PROMPT >>
Return each line of the data below exactly, omitting any pictures.

MATERIAL FOR THIS EXERCISE >>
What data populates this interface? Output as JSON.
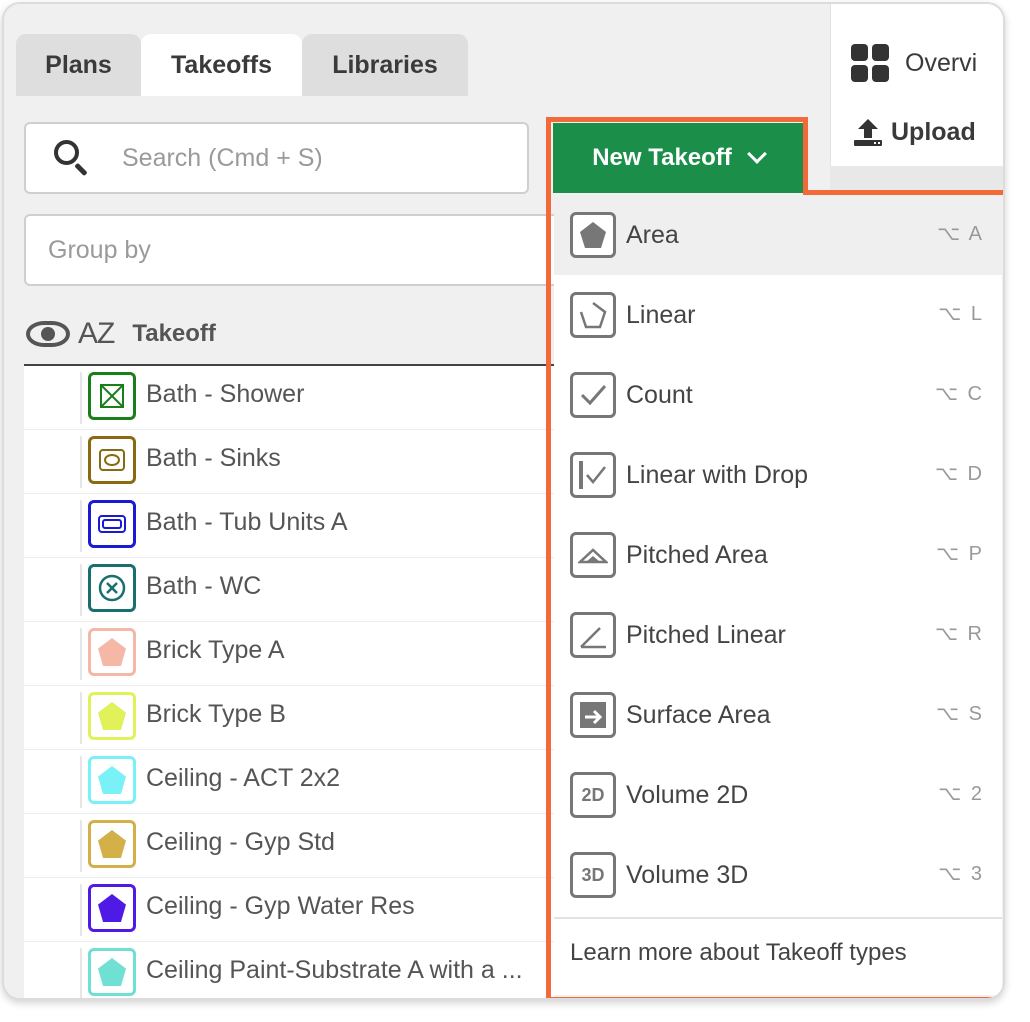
{
  "tabs": [
    {
      "label": "Plans"
    },
    {
      "label": "Takeoffs"
    },
    {
      "label": "Libraries"
    }
  ],
  "active_tab": "Takeoffs",
  "side_panel": {
    "overview_label": "Overvi",
    "upload_label": "Upload"
  },
  "search": {
    "placeholder": "Search (Cmd + S)"
  },
  "group_by": {
    "placeholder": "Group by"
  },
  "list_header": {
    "sort_icon_text": "AZ",
    "column_label": "Takeoff"
  },
  "takeoffs": [
    {
      "label": "Bath - Shower",
      "color": "#1a7f1a",
      "icon": "x-box-icon"
    },
    {
      "label": "Bath - Sinks",
      "color": "#8a6a10",
      "icon": "sink-icon"
    },
    {
      "label": "Bath - Tub Units A",
      "color": "#1a1ad6",
      "icon": "tub-icon"
    },
    {
      "label": "Bath - WC",
      "color": "#17706f",
      "icon": "circle-x-icon"
    },
    {
      "label": "Brick Type A",
      "color": "#f5b8a6",
      "icon": "pentagon-icon"
    },
    {
      "label": "Brick Type B",
      "color": "#e0f15a",
      "icon": "pentagon-icon"
    },
    {
      "label": "Ceiling - ACT 2x2",
      "color": "#7af0f7",
      "icon": "pentagon-icon"
    },
    {
      "label": "Ceiling - Gyp Std",
      "color": "#d4b04a",
      "icon": "pentagon-icon"
    },
    {
      "label": "Ceiling - Gyp Water Res",
      "color": "#4e1be6",
      "icon": "pentagon-icon"
    },
    {
      "label": "Ceiling Paint-Substrate A with a ...",
      "color": "#6fe0d2",
      "icon": "pentagon-icon"
    }
  ],
  "new_takeoff": {
    "button_label": "New Takeoff",
    "items": [
      {
        "label": "Area",
        "shortcut": "⌥ A",
        "icon": "area-icon"
      },
      {
        "label": "Linear",
        "shortcut": "⌥ L",
        "icon": "linear-icon"
      },
      {
        "label": "Count",
        "shortcut": "⌥ C",
        "icon": "count-icon"
      },
      {
        "label": "Linear with Drop",
        "shortcut": "⌥ D",
        "icon": "linear-drop-icon"
      },
      {
        "label": "Pitched Area",
        "shortcut": "⌥ P",
        "icon": "pitched-area-icon"
      },
      {
        "label": "Pitched Linear",
        "shortcut": "⌥ R",
        "icon": "pitched-linear-icon"
      },
      {
        "label": "Surface Area",
        "shortcut": "⌥ S",
        "icon": "surface-area-icon"
      },
      {
        "label": "Volume 2D",
        "shortcut": "⌥ 2",
        "icon": "volume-2d-icon",
        "icon_text": "2D"
      },
      {
        "label": "Volume 3D",
        "shortcut": "⌥ 3",
        "icon": "volume-3d-icon",
        "icon_text": "3D"
      }
    ],
    "learn_more": "Learn more about Takeoff types"
  },
  "colors": {
    "accent_green": "#1b8e4a",
    "highlight_orange": "#f26a3a"
  }
}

SOLUTION BELOW >>
What data populates this interface? Output as JSON.
{
  "tabs": [
    {
      "label": "Plans"
    },
    {
      "label": "Takeoffs"
    },
    {
      "label": "Libraries"
    }
  ],
  "active_tab": "Takeoffs",
  "side_panel": {
    "overview_label": "Overvi",
    "upload_label": "Upload"
  },
  "search": {
    "placeholder": "Search (Cmd + S)"
  },
  "group_by": {
    "placeholder": "Group by"
  },
  "list_header": {
    "sort_icon_text": "AZ",
    "column_label": "Takeoff"
  },
  "takeoffs": [
    {
      "label": "Bath - Shower",
      "color": "#1a7f1a",
      "icon": "x-box-icon"
    },
    {
      "label": "Bath - Sinks",
      "color": "#8a6a10",
      "icon": "sink-icon"
    },
    {
      "label": "Bath - Tub Units A",
      "color": "#1a1ad6",
      "icon": "tub-icon"
    },
    {
      "label": "Bath - WC",
      "color": "#17706f",
      "icon": "circle-x-icon"
    },
    {
      "label": "Brick Type A",
      "color": "#f5b8a6",
      "icon": "pentagon-icon"
    },
    {
      "label": "Brick Type B",
      "color": "#e0f15a",
      "icon": "pentagon-icon"
    },
    {
      "label": "Ceiling - ACT 2x2",
      "color": "#7af0f7",
      "icon": "pentagon-icon"
    },
    {
      "label": "Ceiling - Gyp Std",
      "color": "#d4b04a",
      "icon": "pentagon-icon"
    },
    {
      "label": "Ceiling - Gyp Water Res",
      "color": "#4e1be6",
      "icon": "pentagon-icon"
    },
    {
      "label": "Ceiling Paint-Substrate A with a ...",
      "color": "#6fe0d2",
      "icon": "pentagon-icon"
    }
  ],
  "new_takeoff": {
    "button_label": "New Takeoff",
    "items": [
      {
        "label": "Area",
        "shortcut": "⌥ A",
        "icon": "area-icon"
      },
      {
        "label": "Linear",
        "shortcut": "⌥ L",
        "icon": "linear-icon"
      },
      {
        "label": "Count",
        "shortcut": "⌥ C",
        "icon": "count-icon"
      },
      {
        "label": "Linear with Drop",
        "shortcut": "⌥ D",
        "icon": "linear-drop-icon"
      },
      {
        "label": "Pitched Area",
        "shortcut": "⌥ P",
        "icon": "pitched-area-icon"
      },
      {
        "label": "Pitched Linear",
        "shortcut": "⌥ R",
        "icon": "pitched-linear-icon"
      },
      {
        "label": "Surface Area",
        "shortcut": "⌥ S",
        "icon": "surface-area-icon"
      },
      {
        "label": "Volume 2D",
        "shortcut": "⌥ 2",
        "icon": "volume-2d-icon",
        "icon_text": "2D"
      },
      {
        "label": "Volume 3D",
        "shortcut": "⌥ 3",
        "icon": "volume-3d-icon",
        "icon_text": "3D"
      }
    ],
    "learn_more": "Learn more about Takeoff types"
  },
  "colors": {
    "accent_green": "#1b8e4a",
    "highlight_orange": "#f26a3a"
  }
}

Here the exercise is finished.